### [What to produce]
Lift out all lines below that contain "Martin".

[BEGIN Information given]

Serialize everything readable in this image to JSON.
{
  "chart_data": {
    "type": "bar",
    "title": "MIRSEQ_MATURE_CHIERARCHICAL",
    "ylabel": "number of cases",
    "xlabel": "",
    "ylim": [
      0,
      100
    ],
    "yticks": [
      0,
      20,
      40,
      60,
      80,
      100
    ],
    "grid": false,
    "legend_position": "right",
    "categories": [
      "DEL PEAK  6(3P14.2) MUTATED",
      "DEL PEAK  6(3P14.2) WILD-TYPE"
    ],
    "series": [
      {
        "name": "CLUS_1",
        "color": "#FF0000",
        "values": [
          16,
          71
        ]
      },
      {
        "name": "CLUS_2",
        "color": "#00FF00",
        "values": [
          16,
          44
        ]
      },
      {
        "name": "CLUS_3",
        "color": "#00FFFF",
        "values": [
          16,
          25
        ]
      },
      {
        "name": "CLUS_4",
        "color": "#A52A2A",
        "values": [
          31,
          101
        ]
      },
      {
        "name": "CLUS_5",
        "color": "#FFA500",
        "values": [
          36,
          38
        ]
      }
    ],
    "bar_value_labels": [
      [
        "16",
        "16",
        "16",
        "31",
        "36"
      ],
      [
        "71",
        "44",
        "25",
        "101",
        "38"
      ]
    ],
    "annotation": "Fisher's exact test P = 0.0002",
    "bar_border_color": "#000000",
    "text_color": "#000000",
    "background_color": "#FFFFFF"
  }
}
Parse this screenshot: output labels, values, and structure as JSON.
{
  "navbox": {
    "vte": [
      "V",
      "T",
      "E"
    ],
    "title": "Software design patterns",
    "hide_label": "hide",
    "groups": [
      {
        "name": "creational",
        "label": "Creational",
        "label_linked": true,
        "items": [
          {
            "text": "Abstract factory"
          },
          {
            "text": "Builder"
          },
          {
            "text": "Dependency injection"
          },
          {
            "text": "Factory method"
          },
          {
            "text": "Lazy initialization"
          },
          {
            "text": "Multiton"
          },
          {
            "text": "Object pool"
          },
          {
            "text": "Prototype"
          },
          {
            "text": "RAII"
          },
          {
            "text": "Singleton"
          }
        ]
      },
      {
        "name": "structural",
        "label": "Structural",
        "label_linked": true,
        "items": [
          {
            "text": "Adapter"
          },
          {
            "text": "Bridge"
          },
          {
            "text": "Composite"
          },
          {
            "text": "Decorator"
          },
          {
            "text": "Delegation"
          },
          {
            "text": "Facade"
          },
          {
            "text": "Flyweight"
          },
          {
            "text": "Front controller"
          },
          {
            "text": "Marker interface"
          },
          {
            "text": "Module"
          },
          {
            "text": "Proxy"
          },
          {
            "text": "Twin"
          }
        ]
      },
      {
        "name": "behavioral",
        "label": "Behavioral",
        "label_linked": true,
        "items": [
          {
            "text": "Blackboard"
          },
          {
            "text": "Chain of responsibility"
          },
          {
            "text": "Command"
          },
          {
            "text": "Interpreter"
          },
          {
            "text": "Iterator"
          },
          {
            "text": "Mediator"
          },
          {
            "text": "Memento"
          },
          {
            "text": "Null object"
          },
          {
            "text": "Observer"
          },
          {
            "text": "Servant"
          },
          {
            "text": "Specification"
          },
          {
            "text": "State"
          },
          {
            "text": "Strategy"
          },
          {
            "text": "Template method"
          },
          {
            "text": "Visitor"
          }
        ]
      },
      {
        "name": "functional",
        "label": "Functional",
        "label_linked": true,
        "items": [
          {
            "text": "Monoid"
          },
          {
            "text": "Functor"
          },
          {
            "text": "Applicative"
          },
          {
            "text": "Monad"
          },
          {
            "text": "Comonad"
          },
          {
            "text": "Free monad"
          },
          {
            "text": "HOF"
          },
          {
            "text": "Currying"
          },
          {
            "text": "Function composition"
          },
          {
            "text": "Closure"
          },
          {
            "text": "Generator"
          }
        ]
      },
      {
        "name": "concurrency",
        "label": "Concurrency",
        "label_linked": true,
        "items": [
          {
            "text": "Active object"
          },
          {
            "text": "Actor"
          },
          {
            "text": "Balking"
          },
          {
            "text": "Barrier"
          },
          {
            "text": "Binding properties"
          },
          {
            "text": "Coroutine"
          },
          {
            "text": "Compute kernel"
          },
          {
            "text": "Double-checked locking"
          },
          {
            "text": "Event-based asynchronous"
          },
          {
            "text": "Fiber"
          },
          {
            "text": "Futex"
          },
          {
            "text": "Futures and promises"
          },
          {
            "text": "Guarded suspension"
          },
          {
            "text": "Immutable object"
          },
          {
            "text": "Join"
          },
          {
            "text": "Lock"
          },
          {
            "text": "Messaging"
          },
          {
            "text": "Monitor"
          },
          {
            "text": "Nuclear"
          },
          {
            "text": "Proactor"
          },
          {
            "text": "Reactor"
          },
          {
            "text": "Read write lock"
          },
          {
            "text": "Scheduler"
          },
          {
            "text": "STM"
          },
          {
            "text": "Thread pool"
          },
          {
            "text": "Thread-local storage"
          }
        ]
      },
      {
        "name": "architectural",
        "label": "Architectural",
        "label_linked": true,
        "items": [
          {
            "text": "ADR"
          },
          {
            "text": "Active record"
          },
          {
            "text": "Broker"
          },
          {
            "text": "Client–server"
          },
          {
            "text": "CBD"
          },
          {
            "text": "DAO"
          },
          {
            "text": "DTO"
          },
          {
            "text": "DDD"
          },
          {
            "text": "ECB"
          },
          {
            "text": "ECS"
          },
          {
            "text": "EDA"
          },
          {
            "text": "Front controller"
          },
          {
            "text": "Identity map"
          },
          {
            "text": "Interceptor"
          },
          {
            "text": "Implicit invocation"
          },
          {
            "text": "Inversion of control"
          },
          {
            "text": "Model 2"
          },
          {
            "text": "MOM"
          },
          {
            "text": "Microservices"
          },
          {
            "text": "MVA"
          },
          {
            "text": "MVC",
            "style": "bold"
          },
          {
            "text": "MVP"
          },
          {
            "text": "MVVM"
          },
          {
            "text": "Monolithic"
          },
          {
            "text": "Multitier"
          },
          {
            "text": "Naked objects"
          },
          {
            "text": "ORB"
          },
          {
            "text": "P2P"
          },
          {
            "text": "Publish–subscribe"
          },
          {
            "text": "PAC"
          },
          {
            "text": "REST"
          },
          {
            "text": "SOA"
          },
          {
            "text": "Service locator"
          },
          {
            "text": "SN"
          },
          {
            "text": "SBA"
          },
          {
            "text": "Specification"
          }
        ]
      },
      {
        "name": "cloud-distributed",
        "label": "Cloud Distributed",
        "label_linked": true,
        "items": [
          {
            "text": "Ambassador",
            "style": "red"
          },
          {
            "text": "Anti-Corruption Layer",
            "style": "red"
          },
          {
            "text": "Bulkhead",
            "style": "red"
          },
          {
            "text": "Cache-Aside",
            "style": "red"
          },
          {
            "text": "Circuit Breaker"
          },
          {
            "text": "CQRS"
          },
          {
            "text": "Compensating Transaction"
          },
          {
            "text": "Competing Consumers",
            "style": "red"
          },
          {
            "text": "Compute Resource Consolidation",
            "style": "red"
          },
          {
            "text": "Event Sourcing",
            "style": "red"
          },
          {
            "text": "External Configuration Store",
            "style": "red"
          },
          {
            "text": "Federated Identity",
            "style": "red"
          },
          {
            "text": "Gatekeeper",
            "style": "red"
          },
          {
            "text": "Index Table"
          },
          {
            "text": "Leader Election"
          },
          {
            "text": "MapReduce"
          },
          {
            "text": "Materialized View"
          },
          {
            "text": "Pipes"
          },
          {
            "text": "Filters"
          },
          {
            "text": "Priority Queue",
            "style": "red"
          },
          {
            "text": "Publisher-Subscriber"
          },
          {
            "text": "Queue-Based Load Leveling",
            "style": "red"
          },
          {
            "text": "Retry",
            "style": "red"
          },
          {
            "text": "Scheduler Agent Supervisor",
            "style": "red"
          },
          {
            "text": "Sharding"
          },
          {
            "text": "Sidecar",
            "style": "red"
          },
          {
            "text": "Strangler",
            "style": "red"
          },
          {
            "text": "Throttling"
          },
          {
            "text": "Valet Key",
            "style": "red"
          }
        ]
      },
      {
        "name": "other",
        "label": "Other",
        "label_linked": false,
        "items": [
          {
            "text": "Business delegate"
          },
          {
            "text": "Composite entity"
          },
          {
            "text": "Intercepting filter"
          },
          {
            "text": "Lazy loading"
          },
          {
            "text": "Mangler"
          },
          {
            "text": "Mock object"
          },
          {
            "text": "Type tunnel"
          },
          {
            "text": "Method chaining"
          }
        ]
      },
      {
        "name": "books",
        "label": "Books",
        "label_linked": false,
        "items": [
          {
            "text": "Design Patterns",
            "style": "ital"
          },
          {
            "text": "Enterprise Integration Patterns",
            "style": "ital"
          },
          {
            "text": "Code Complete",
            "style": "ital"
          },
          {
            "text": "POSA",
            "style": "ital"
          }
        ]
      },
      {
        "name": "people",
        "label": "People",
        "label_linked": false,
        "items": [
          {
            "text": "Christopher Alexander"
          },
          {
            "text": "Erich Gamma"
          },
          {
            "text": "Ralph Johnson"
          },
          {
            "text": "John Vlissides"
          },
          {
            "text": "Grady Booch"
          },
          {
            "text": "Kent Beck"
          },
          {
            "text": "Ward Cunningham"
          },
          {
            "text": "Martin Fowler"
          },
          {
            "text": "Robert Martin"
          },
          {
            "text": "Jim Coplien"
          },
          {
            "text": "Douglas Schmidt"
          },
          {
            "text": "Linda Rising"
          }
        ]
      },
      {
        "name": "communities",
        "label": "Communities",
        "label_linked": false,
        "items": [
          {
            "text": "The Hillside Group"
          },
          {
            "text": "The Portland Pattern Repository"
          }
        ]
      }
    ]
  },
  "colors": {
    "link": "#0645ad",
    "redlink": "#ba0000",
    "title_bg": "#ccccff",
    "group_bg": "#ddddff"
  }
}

[END Information given]

### [Full solution]
            "text": "Martin Fowler"
            "text": "Robert Martin"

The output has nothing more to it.